## WAT NODIG IS
Vervang in het stuk vanaf het begin van de gegevens tot en met de regel met "136, 1003, 153]" elke "comment-icon" door "note-icon". Geef die regels verder ongewijzigd weer.

Plaatsingsgegevens van elementen
______
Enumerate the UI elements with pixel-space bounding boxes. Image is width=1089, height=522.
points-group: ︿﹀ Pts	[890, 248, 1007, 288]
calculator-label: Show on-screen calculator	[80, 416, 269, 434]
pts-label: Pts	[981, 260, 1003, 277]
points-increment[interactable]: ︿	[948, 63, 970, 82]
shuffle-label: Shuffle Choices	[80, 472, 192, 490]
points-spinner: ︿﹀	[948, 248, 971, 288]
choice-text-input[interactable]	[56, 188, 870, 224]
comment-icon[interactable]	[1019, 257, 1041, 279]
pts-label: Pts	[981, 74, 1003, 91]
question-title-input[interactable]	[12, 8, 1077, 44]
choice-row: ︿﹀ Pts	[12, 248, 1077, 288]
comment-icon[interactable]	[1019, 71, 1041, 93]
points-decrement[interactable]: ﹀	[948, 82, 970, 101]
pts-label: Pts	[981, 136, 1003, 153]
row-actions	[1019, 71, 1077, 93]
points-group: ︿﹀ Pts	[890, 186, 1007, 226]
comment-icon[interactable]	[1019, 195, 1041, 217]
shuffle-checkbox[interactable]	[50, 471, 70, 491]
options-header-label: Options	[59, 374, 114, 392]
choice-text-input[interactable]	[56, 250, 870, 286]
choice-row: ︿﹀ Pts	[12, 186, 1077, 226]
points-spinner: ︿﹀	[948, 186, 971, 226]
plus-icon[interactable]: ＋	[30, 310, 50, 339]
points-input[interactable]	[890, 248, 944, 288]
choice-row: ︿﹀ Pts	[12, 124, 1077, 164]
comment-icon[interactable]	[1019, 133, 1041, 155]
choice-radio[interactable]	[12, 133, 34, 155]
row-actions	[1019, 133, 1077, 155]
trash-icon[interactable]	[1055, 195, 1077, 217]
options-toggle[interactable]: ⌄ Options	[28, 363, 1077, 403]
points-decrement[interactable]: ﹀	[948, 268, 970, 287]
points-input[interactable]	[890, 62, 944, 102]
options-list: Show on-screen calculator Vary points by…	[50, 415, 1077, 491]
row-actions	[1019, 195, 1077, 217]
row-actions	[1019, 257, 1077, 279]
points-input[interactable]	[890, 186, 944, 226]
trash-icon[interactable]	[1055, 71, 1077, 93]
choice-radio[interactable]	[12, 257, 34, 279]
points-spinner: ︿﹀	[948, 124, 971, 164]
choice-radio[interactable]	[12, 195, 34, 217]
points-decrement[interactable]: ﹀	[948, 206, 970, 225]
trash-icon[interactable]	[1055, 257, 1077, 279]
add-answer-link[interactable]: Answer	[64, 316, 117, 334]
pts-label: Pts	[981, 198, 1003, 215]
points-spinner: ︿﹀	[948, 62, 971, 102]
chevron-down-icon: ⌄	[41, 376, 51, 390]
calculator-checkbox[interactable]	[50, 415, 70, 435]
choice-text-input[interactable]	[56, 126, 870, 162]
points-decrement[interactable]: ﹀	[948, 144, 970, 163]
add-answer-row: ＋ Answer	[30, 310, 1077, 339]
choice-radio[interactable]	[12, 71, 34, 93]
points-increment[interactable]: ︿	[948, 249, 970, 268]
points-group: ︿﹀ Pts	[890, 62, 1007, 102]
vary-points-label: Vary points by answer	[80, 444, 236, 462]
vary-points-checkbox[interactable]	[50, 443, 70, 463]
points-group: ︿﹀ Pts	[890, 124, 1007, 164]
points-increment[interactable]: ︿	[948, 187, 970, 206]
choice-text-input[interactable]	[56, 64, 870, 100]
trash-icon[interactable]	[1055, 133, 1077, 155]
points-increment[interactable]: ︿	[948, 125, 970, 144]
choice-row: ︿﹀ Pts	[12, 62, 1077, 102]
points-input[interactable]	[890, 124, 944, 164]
______
## OPDRACHTRESULTAAT
Enumerate the UI elements with pixel-space bounding boxes. Image is width=1089, height=522.
points-group: ︿﹀ Pts	[890, 248, 1007, 288]
calculator-label: Show on-screen calculator	[80, 416, 269, 434]
pts-label: Pts	[981, 260, 1003, 277]
points-increment[interactable]: ︿	[948, 63, 970, 82]
shuffle-label: Shuffle Choices	[80, 472, 192, 490]
points-spinner: ︿﹀	[948, 248, 971, 288]
choice-text-input[interactable]	[56, 188, 870, 224]
note-icon[interactable]	[1019, 257, 1041, 279]
pts-label: Pts	[981, 74, 1003, 91]
question-title-input[interactable]	[12, 8, 1077, 44]
choice-row: ︿﹀ Pts	[12, 248, 1077, 288]
note-icon[interactable]	[1019, 71, 1041, 93]
points-decrement[interactable]: ﹀	[948, 82, 970, 101]
pts-label: Pts	[981, 136, 1003, 153]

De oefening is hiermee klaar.